Dataset ::

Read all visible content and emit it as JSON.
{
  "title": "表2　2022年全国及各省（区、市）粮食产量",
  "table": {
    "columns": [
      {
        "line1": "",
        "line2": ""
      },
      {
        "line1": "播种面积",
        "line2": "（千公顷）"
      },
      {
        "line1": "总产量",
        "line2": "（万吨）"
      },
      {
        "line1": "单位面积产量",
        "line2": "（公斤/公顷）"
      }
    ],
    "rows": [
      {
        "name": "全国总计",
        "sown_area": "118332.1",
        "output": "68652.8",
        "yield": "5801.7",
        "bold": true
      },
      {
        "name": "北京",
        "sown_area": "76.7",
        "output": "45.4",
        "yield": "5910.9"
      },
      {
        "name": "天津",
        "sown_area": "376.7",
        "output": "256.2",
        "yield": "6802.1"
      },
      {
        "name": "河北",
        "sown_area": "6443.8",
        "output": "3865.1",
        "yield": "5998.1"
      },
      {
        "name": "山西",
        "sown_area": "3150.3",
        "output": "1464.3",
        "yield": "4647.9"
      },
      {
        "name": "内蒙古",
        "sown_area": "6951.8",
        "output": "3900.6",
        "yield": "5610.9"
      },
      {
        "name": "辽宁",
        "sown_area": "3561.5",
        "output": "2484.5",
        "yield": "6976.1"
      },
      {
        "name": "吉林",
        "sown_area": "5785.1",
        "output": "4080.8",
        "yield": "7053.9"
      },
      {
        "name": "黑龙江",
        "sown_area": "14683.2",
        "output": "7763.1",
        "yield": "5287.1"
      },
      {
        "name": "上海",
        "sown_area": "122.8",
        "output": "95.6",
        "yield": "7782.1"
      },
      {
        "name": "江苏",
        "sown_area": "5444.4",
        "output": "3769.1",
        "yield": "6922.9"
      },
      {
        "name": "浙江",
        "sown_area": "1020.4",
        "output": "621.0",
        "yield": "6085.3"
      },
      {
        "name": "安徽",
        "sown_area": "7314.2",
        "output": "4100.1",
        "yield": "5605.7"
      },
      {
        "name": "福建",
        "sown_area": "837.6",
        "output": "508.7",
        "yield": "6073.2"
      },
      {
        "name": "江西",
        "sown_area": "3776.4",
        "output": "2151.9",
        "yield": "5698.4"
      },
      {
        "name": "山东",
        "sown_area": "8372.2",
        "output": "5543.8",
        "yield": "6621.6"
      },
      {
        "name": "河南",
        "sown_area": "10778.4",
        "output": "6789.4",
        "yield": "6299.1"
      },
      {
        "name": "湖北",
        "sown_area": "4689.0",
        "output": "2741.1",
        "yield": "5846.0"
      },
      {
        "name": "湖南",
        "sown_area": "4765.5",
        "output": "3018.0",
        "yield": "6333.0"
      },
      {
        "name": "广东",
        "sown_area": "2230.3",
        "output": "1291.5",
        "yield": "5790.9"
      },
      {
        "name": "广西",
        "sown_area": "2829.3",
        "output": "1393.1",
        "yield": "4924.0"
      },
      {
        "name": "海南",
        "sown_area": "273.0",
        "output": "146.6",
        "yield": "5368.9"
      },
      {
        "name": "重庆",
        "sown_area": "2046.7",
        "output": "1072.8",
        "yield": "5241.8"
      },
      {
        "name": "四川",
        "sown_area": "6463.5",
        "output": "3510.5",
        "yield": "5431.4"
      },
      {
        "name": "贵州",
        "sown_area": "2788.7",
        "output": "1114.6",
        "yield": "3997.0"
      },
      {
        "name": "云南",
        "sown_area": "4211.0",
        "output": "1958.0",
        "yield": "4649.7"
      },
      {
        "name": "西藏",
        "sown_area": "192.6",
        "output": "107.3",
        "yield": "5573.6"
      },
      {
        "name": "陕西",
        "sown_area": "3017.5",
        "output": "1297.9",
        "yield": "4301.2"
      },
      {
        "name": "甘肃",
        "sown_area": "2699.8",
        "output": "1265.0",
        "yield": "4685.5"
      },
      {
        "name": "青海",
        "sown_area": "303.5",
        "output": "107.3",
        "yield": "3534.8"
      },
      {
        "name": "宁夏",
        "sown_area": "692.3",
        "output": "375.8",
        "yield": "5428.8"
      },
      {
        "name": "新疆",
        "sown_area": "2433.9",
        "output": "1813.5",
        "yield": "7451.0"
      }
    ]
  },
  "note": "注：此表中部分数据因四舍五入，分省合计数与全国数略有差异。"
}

What is asked :: In full and verbatim, repeat the records given above.

Response ::
Read all visible content and emit it as JSON.
{
  "title": "表2　2022年全国及各省（区、市）粮食产量",
  "table": {
    "columns": [
      {
        "line1": "",
        "line2": ""
      },
      {
        "line1": "播种面积",
        "line2": "（千公顷）"
      },
      {
        "line1": "总产量",
        "line2": "（万吨）"
      },
      {
        "line1": "单位面积产量",
        "line2": "（公斤/公顷）"
      }
    ],
    "rows": [
      {
        "name": "全国总计",
        "sown_area": "118332.1",
        "output": "68652.8",
        "yield": "5801.7",
        "bold": true
      },
      {
        "name": "北京",
        "sown_area": "76.7",
        "output": "45.4",
        "yield": "5910.9"
      },
      {
        "name": "天津",
        "sown_area": "376.7",
        "output": "256.2",
        "yield": "6802.1"
      },
      {
        "name": "河北",
        "sown_area": "6443.8",
        "output": "3865.1",
        "yield": "5998.1"
      },
      {
        "name": "山西",
        "sown_area": "3150.3",
        "output": "1464.3",
        "yield": "4647.9"
      },
      {
        "name": "内蒙古",
        "sown_area": "6951.8",
        "output": "3900.6",
        "yield": "5610.9"
      },
      {
        "name": "辽宁",
        "sown_area": "3561.5",
        "output": "2484.5",
        "yield": "6976.1"
      },
      {
        "name": "吉林",
        "sown_area": "5785.1",
        "output": "4080.8",
        "yield": "7053.9"
      },
      {
        "name": "黑龙江",
        "sown_area": "14683.2",
        "output": "7763.1",
        "yield": "5287.1"
      },
      {
        "name": "上海",
        "sown_area": "122.8",
        "output": "95.6",
        "yield": "7782.1"
      },
      {
        "name": "江苏",
        "sown_area": "5444.4",
        "output": "3769.1",
        "yield": "6922.9"
      },
      {
        "name": "浙江",
        "sown_area": "1020.4",
        "output": "621.0",
        "yield": "6085.3"
      },
      {
        "name": "安徽",
        "sown_area": "7314.2",
        "output": "4100.1",
        "yield": "5605.7"
      },
      {
        "name": "福建",
        "sown_area": "837.6",
        "output": "508.7",
        "yield": "6073.2"
      },
      {
        "name": "江西",
        "sown_area": "3776.4",
        "output": "2151.9",
        "yield": "5698.4"
      },
      {
        "name": "山东",
        "sown_area": "8372.2",
        "output": "5543.8",
        "yield": "6621.6"
      },
      {
        "name": "河南",
        "sown_area": "10778.4",
        "output": "6789.4",
        "yield": "6299.1"
      },
      {
        "name": "湖北",
        "sown_area": "4689.0",
        "output": "2741.1",
        "yield": "5846.0"
      },
      {
        "name": "湖南",
        "sown_area": "4765.5",
        "output": "3018.0",
        "yield": "6333.0"
      },
      {
        "name": "广东",
        "sown_area": "2230.3",
        "output": "1291.5",
        "yield": "5790.9"
      },
      {
        "name": "广西",
        "sown_area": "2829.3",
        "output": "1393.1",
        "yield": "4924.0"
      },
      {
        "name": "海南",
        "sown_area": "273.0",
        "output": "146.6",
        "yield": "5368.9"
      },
      {
        "name": "重庆",
        "sown_area": "2046.7",
        "output": "1072.8",
        "yield": "5241.8"
      },
      {
        "name": "四川",
        "sown_area": "6463.5",
        "output": "3510.5",
        "yield": "5431.4"
      },
      {
        "name": "贵州",
        "sown_area": "2788.7",
        "output": "1114.6",
        "yield": "3997.0"
      },
      {
        "name": "云南",
        "sown_area": "4211.0",
        "output": "1958.0",
        "yield": "4649.7"
      },
      {
        "name": "西藏",
        "sown_area": "192.6",
        "output": "107.3",
        "yield": "5573.6"
      },
      {
        "name": "陕西",
        "sown_area": "3017.5",
        "output": "1297.9",
        "yield": "4301.2"
      },
      {
        "name": "甘肃",
        "sown_area": "2699.8",
        "output": "1265.0",
        "yield": "4685.5"
      },
      {
        "name": "青海",
        "sown_area": "303.5",
        "output": "107.3",
        "yield": "3534.8"
      },
      {
        "name": "宁夏",
        "sown_area": "692.3",
        "output": "375.8",
        "yield": "5428.8"
      },
      {
        "name": "新疆",
        "sown_area": "2433.9",
        "output": "1813.5",
        "yield": "7451.0"
      }
    ]
  },
  "note": "注：此表中部分数据因四舍五入，分省合计数与全国数略有差异。"
}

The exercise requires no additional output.